— BEGIN Input for this task —

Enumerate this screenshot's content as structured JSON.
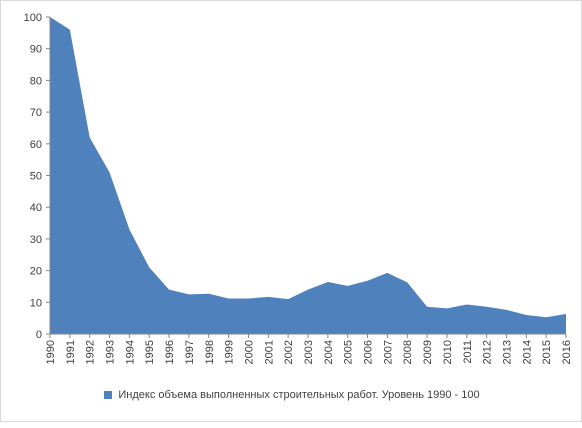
{
  "chart_data": {
    "type": "area",
    "title": "",
    "xlabel": "",
    "ylabel": "",
    "x": [
      "1990",
      "1991",
      "1992",
      "1993",
      "1994",
      "1995",
      "1996",
      "1997",
      "1998",
      "1999",
      "2000",
      "2001",
      "2002",
      "2003",
      "2004",
      "2005",
      "2006",
      "2007",
      "2008",
      "2009",
      "2010",
      "2011",
      "2012",
      "2013",
      "2014",
      "2015",
      "2016"
    ],
    "series": [
      {
        "name": "Индекс объема выполненных строительных работ. Уровень 1990 - 100",
        "color": "#4f81bd",
        "values": [
          100,
          96,
          62,
          51,
          33,
          21,
          14,
          12.5,
          12.7,
          11.2,
          11.2,
          11.7,
          11,
          14,
          16.4,
          15.2,
          16.8,
          19.3,
          16.3,
          8.6,
          8.1,
          9.3,
          8.6,
          7.6,
          6,
          5.3,
          6.3
        ]
      }
    ],
    "ylim": [
      0,
      100
    ],
    "yticks": [
      0,
      10,
      20,
      30,
      40,
      50,
      60,
      70,
      80,
      90,
      100
    ],
    "legend_position": "bottom",
    "grid": false
  }
}
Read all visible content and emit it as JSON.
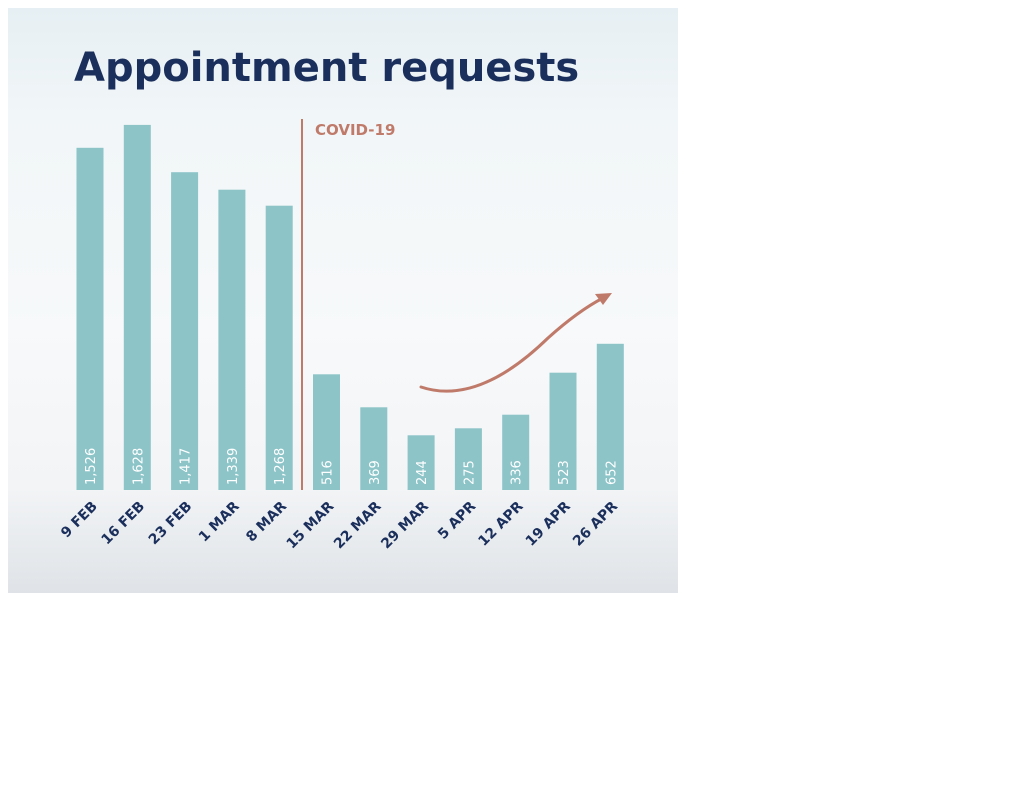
{
  "chart_data": {
    "type": "bar",
    "title": "Appointment requests",
    "categories": [
      "9 FEB",
      "16 FEB",
      "23 FEB",
      "1 MAR",
      "8 MAR",
      "15 MAR",
      "22 MAR",
      "29 MAR",
      "5 APR",
      "12 APR",
      "19 APR",
      "26 APR"
    ],
    "values": [
      1526,
      1628,
      1417,
      1339,
      1268,
      516,
      369,
      244,
      275,
      336,
      523,
      652
    ],
    "value_labels": [
      "1,526",
      "1,628",
      "1,417",
      "1,339",
      "1,268",
      "516",
      "369",
      "244",
      "275",
      "336",
      "523",
      "652"
    ],
    "xlabel": "",
    "ylabel": "",
    "ylim": [
      0,
      1650
    ],
    "grid": false,
    "annotations": [
      {
        "type": "vertical-line",
        "between": [
          "8 MAR",
          "15 MAR"
        ],
        "label": "COVID-19"
      },
      {
        "type": "trend-arrow",
        "from": "29 MAR",
        "to": "26 APR",
        "direction": "up"
      }
    ],
    "colors": {
      "bar": "#8cc4c8",
      "covid": "#c07a6a",
      "title": "#1b2f5c",
      "value_label": "#ffffff"
    }
  }
}
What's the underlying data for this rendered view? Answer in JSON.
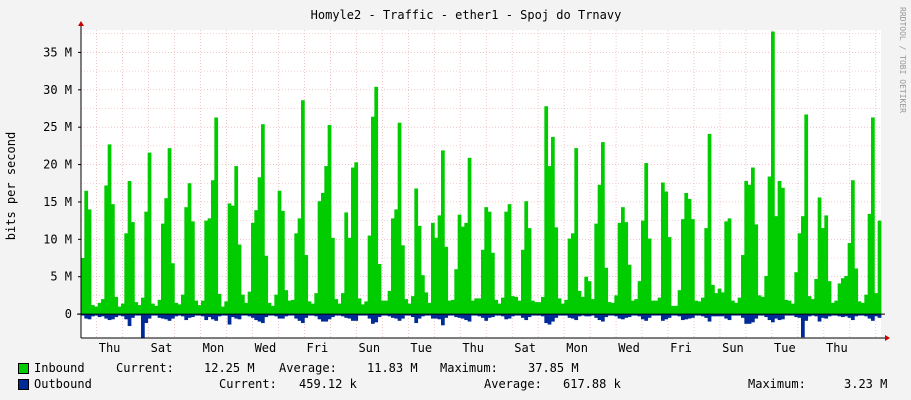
{
  "window": {
    "title": "Homyle2 - Traffic - ether1 - Spoj do Trnavy"
  },
  "watermark": "RRDTOOL / TOBI OETIKER",
  "colors": {
    "background": "#f3f3f3",
    "canvas": "#ffffff",
    "inbound": "#00cc00",
    "outbound": "#002a97",
    "grid_major": "#e6a3a3",
    "grid_minor": "#eeaaaa",
    "axis": "#c80000"
  },
  "legend": {
    "inbound": {
      "name": "Inbound",
      "current_label": "Current:",
      "current": "12.25 M",
      "average_label": "Average:",
      "average": "11.83 M",
      "maximum_label": "Maximum:",
      "maximum": "37.85 M"
    },
    "outbound": {
      "name": "Outbound",
      "current_label": "Current:",
      "current": "459.12 k",
      "average_label": "Average:",
      "average": "617.88 k",
      "maximum_label": "Maximum:",
      "maximum": "3.23 M"
    }
  },
  "chart_data": {
    "type": "area",
    "title": "Homyle2 - Traffic - ether1 - Spoj do Trnavy",
    "ylabel": "bits per second",
    "unit": "M",
    "ylim": [
      -3.2,
      38
    ],
    "yticks": [
      0,
      5,
      10,
      15,
      20,
      25,
      30,
      35
    ],
    "ytick_labels": [
      "0",
      "5 M",
      "10 M",
      "15 M",
      "20 M",
      "25 M",
      "30 M",
      "35 M"
    ],
    "x_day_labels": [
      "Thu",
      "Sat",
      "Mon",
      "Wed",
      "Fri",
      "Sun",
      "Tue",
      "Thu",
      "Sat",
      "Mon",
      "Wed",
      "Fri",
      "Sun",
      "Tue",
      "Thu"
    ],
    "x_days_total": 30.8,
    "grid": true,
    "legend_position": "bottom",
    "series": [
      {
        "name": "Inbound",
        "values": [
          7.5,
          16.5,
          14,
          1.2,
          1,
          1.5,
          2,
          17.2,
          22.7,
          14.7,
          2.3,
          1,
          1.4,
          10.8,
          17.8,
          12.3,
          1.6,
          1.2,
          2.2,
          13.7,
          21.6,
          1.4,
          1.1,
          1.9,
          12.1,
          15.5,
          22.2,
          6.8,
          1.5,
          1.3,
          2.6,
          14.3,
          17.5,
          12.4,
          1.8,
          1.2,
          1.8,
          12.5,
          12.8,
          17.9,
          26.3,
          2.7,
          1,
          1.7,
          14.8,
          14.5,
          19.8,
          9.3,
          2.6,
          1.5,
          3,
          12.2,
          13.9,
          18.3,
          25.4,
          7.8,
          1.5,
          1.1,
          2.6,
          16.5,
          13.8,
          3.2,
          1.8,
          1.9,
          10.8,
          12.8,
          28.6,
          7.9,
          1.7,
          1.4,
          2.8,
          15.1,
          16.2,
          19.8,
          25.3,
          10.2,
          2,
          1.4,
          2.8,
          13.6,
          10.2,
          19.6,
          20.3,
          2.1,
          1.3,
          1.7,
          10.5,
          26.4,
          30.4,
          6.7,
          1.8,
          1.8,
          3.1,
          12.8,
          14,
          25.6,
          9.2,
          2,
          1.4,
          2.4,
          16.8,
          11.8,
          5.2,
          2.9,
          1.5,
          12.2,
          10.2,
          13.2,
          21.9,
          9,
          1.8,
          1.9,
          6,
          13.3,
          11.7,
          12.2,
          20.9,
          1.8,
          2.1,
          2.1,
          8.6,
          14.3,
          13.7,
          8.2,
          1.9,
          1.4,
          2.2,
          13.7,
          14.7,
          2.4,
          2.3,
          1.8,
          8.6,
          15.1,
          11.5,
          1.8,
          1.6,
          1.6,
          2.3,
          27.8,
          19.8,
          23.7,
          11.6,
          2.1,
          1.4,
          1.9,
          10.1,
          10.8,
          22.2,
          3.1,
          2.3,
          5,
          4.4,
          2,
          12.1,
          17.3,
          23,
          6.2,
          1.6,
          1.5,
          2.5,
          12.2,
          14.3,
          12.3,
          6.6,
          1.8,
          2,
          4.4,
          12.5,
          20.2,
          10.1,
          1.8,
          1.8,
          2.2,
          17.6,
          16.4,
          10.3,
          1.1,
          1.1,
          3.2,
          12.7,
          16.2,
          15.4,
          12.7,
          1.8,
          1.7,
          2.2,
          11.5,
          24.1,
          3.9,
          2.8,
          3.4,
          2.9,
          12.4,
          12.8,
          1.8,
          1.5,
          2.2,
          7.9,
          17.8,
          17.3,
          19.6,
          12,
          2.5,
          2.3,
          5.1,
          18.4,
          37.8,
          13.1,
          17.8,
          16.9,
          1.9,
          1.8,
          1.4,
          5.6,
          10.8,
          13.1,
          26.7,
          2.4,
          2,
          4.7,
          15.6,
          11.5,
          13.2,
          4.4,
          1.5,
          1.8,
          4.1,
          4.8,
          5.1,
          9.5,
          17.9,
          6.1,
          1.7,
          1.5,
          2.6,
          13.4,
          26.3,
          2.8,
          12.5
        ],
        "values_min": [
          -0.2,
          -0.6,
          -0.7,
          -0.3,
          -0.2,
          -0.4,
          -0.3,
          -0.6,
          -0.8,
          -0.7,
          -0.4,
          -0.2,
          -0.3,
          -0.7,
          -1.6,
          -0.5,
          -0.2,
          -0.2,
          -3.2,
          -1.2,
          -0.6,
          -0.2,
          -0.2,
          -0.5,
          -0.6,
          -0.7,
          -0.9,
          -0.6,
          -0.3,
          -0.2,
          -0.3,
          -0.8,
          -0.5,
          -0.4,
          -0.2,
          -0.2,
          -0.3,
          -0.8,
          -0.4,
          -0.7,
          -0.9,
          -0.3,
          -0.2,
          -0.2,
          -1.4,
          -0.4,
          -0.6,
          -0.7,
          -0.2,
          -0.2,
          -0.3,
          -0.5,
          -0.8,
          -1,
          -1.2,
          -0.4,
          -0.2,
          -0.2,
          -0.3,
          -0.6,
          -0.6,
          -0.3,
          -0.2,
          -0.2,
          -0.6,
          -0.9,
          -1.2,
          -0.5,
          -0.2,
          -0.2,
          -0.3,
          -0.7,
          -1,
          -1,
          -0.7,
          -0.4,
          -0.2,
          -0.2,
          -0.3,
          -0.5,
          -0.6,
          -0.9,
          -0.9,
          -0.2,
          -0.2,
          -0.2,
          -0.6,
          -1.3,
          -1.1,
          -0.4,
          -0.2,
          -0.2,
          -0.3,
          -0.5,
          -0.6,
          -0.9,
          -0.6,
          -0.2,
          -0.2,
          -0.4,
          -1.2,
          -0.6,
          -0.3,
          -0.2,
          -0.2,
          -0.6,
          -0.6,
          -0.7,
          -1.5,
          -0.5,
          -0.2,
          -0.2,
          -0.4,
          -0.5,
          -0.6,
          -0.8,
          -1,
          -0.2,
          -0.2,
          -0.3,
          -0.5,
          -0.9,
          -0.5,
          -0.4,
          -0.2,
          -0.2,
          -0.3,
          -0.7,
          -0.6,
          -0.3,
          -0.2,
          -0.2,
          -0.5,
          -0.8,
          -0.4,
          -0.2,
          -0.2,
          -0.2,
          -0.3,
          -1.2,
          -1.4,
          -1,
          -0.5,
          -0.2,
          -0.2,
          -0.2,
          -0.5,
          -0.6,
          -0.8,
          -0.3,
          -0.2,
          -0.3,
          -0.3,
          -0.2,
          -0.5,
          -0.8,
          -1,
          -0.4,
          -0.2,
          -0.2,
          -0.3,
          -0.6,
          -0.7,
          -0.5,
          -0.4,
          -0.2,
          -0.2,
          -0.3,
          -0.7,
          -0.9,
          -0.5,
          -0.2,
          -0.2,
          -0.2,
          -0.9,
          -0.7,
          -0.5,
          -0.2,
          -0.2,
          -0.3,
          -0.8,
          -0.7,
          -0.6,
          -0.5,
          -0.2,
          -0.2,
          -0.3,
          -0.5,
          -1,
          -0.3,
          -0.3,
          -0.3,
          -0.3,
          -0.6,
          -0.8,
          -0.2,
          -0.2,
          -0.2,
          -0.5,
          -1.3,
          -1.3,
          -1.1,
          -0.6,
          -0.2,
          -0.2,
          -0.4,
          -0.8,
          -1.1,
          -0.6,
          -0.8,
          -0.7,
          -0.2,
          -0.2,
          -0.2,
          -0.4,
          -0.5,
          -3.1,
          -0.9,
          -0.3,
          -0.2,
          -0.3,
          -1,
          -0.5,
          -0.6,
          -0.3,
          -0.2,
          -0.2,
          -0.3,
          -0.4,
          -0.3,
          -0.5,
          -0.8,
          -0.3,
          -0.2,
          -0.2,
          -0.3,
          -0.6,
          -0.9,
          -0.3,
          -0.5
        ]
      }
    ]
  }
}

— END Input for this task —

■ What the task requires
How many lines in the records above hold the word "title"? Give only the number.

■ Expected output
5